▸ **Records shown**:
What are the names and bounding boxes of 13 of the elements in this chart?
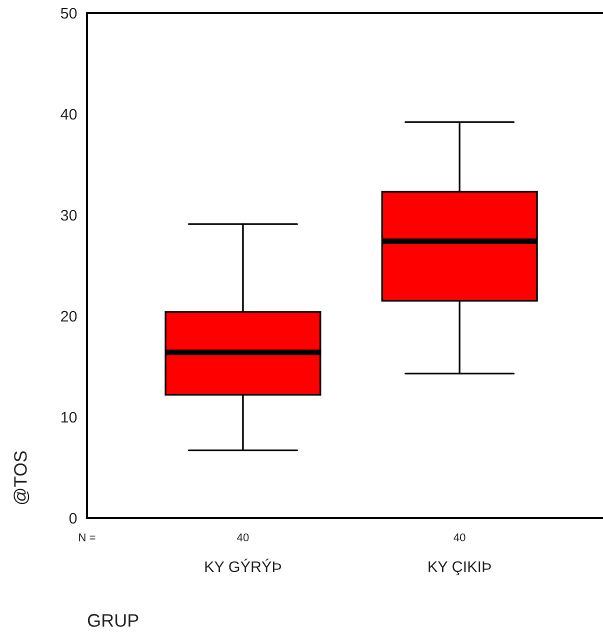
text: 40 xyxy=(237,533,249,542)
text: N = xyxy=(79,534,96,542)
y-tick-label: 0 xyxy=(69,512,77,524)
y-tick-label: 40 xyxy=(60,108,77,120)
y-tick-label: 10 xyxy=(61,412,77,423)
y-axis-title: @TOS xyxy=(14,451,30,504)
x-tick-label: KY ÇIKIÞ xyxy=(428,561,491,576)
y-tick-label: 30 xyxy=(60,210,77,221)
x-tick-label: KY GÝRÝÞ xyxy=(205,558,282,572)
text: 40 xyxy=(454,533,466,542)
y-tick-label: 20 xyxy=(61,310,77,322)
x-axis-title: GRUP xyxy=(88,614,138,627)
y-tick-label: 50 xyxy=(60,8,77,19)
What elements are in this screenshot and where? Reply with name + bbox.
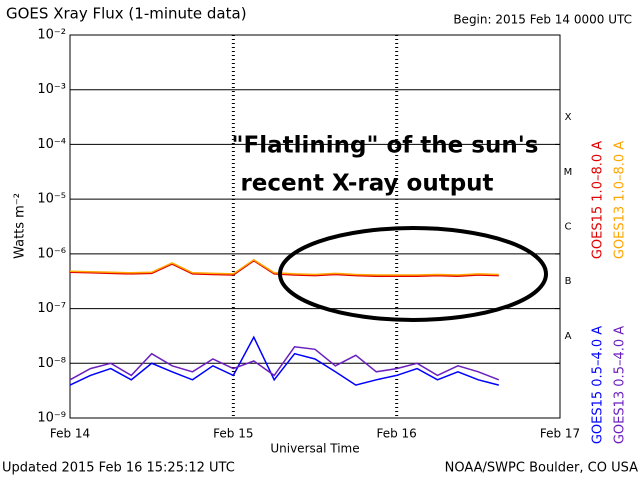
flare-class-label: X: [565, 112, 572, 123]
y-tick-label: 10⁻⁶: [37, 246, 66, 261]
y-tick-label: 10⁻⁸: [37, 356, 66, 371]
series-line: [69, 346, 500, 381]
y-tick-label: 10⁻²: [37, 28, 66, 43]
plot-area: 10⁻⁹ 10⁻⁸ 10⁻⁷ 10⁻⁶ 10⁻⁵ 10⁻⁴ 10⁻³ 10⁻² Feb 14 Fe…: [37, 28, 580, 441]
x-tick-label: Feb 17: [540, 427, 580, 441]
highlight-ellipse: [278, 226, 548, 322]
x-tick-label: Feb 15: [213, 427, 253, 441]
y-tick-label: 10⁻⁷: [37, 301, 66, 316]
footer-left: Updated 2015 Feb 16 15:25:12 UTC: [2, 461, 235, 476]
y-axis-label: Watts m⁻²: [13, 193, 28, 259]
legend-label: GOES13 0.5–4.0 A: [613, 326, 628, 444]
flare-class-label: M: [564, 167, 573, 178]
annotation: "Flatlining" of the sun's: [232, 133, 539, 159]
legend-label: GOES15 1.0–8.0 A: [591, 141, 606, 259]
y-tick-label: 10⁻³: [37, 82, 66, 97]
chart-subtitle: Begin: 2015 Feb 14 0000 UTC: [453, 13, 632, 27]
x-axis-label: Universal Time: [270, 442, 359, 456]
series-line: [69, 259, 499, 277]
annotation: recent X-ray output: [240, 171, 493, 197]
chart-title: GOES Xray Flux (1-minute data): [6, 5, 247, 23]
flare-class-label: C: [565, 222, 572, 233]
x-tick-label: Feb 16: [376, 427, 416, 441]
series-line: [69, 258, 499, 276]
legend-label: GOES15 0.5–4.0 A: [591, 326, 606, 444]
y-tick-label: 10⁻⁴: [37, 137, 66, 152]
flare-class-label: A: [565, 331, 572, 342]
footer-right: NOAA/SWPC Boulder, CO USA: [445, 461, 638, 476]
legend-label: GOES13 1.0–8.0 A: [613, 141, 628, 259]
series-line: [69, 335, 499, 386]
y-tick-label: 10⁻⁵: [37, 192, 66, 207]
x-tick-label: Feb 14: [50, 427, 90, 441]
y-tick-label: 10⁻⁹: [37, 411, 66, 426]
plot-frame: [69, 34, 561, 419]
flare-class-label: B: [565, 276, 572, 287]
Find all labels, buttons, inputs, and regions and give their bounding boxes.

▸ **Stated goal**: Please count the lines above that contain the string "elements", with uppercase and lowercase treated as different, and reply with only the number.

▸ **Answer in full**: 2